## TASK TO COMPLETE:
Look for the string "Dépenses" and copy every line that has it.
<<<<
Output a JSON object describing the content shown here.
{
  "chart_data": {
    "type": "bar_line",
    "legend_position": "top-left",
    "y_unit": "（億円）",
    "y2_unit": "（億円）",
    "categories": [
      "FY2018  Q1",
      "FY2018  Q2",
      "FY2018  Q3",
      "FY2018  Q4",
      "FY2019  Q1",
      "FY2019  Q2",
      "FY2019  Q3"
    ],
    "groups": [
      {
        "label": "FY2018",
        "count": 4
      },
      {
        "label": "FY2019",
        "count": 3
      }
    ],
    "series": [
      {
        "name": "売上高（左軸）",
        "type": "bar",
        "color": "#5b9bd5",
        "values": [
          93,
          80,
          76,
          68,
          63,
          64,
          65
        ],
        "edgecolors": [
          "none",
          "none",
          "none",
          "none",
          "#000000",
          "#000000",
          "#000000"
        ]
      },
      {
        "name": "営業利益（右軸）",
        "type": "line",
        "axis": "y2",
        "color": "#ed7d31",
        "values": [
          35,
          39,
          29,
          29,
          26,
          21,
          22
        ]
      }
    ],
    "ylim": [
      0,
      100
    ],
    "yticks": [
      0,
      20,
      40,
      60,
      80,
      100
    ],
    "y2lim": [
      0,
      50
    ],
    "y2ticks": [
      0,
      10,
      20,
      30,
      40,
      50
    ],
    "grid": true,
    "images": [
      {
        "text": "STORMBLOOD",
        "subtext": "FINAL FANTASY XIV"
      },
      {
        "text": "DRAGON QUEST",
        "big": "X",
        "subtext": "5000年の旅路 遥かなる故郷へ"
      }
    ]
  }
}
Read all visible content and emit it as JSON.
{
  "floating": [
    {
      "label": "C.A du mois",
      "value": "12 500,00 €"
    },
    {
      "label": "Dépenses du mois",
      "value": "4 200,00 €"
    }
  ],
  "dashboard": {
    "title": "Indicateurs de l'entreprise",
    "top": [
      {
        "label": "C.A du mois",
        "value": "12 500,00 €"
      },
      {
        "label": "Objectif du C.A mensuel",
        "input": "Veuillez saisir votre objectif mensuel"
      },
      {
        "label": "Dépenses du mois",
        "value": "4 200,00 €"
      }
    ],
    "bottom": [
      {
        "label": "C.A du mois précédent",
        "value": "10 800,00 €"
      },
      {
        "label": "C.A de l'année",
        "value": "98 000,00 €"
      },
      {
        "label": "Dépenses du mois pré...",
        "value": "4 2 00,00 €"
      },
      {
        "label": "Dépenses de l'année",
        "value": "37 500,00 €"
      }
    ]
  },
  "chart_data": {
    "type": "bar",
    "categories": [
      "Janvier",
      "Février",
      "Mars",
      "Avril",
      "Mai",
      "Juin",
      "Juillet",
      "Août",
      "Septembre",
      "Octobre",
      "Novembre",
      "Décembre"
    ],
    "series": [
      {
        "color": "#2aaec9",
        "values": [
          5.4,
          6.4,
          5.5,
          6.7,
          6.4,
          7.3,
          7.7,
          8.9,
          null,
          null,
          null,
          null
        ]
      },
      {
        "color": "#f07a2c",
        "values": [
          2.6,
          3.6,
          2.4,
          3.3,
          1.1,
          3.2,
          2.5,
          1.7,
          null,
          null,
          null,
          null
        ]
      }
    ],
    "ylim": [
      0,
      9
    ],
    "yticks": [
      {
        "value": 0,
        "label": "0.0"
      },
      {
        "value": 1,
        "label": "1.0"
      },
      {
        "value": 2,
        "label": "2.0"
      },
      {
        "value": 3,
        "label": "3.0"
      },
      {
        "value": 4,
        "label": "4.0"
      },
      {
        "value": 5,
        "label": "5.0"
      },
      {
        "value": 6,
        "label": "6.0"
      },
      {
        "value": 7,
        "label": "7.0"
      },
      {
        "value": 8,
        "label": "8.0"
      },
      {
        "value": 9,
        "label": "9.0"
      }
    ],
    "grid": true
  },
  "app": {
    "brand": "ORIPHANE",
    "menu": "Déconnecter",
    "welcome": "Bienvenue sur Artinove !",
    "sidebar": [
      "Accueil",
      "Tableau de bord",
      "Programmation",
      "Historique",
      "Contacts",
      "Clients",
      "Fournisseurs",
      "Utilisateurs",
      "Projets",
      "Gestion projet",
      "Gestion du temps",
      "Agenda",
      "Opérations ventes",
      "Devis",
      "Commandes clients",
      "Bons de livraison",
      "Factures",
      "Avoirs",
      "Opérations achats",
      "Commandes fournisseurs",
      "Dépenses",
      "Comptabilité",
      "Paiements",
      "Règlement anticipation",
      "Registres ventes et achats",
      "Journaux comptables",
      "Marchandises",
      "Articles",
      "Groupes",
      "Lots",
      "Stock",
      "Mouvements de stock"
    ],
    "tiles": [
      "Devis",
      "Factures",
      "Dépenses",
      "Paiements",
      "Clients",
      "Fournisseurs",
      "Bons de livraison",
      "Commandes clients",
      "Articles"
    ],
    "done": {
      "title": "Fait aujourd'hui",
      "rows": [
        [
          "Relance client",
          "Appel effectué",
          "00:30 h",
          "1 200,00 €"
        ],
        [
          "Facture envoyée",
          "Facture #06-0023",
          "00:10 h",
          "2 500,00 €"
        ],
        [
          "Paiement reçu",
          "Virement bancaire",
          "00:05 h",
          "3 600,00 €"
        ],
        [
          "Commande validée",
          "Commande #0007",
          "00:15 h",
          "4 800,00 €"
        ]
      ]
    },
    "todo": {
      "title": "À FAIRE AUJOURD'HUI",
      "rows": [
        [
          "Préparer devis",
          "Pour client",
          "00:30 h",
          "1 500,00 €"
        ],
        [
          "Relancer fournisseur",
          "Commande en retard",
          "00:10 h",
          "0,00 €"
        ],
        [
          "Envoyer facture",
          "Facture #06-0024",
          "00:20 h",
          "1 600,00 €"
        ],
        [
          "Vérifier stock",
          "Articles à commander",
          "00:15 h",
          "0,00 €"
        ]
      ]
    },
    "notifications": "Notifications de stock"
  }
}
>>>>
## CORRECT RESULT:
      "label": "Dépenses du mois",
        "label": "Dépenses du mois",
        "label": "Dépenses du mois pré...",
        "label": "Dépenses de l'année",
      "Dépenses",
      "Dépenses",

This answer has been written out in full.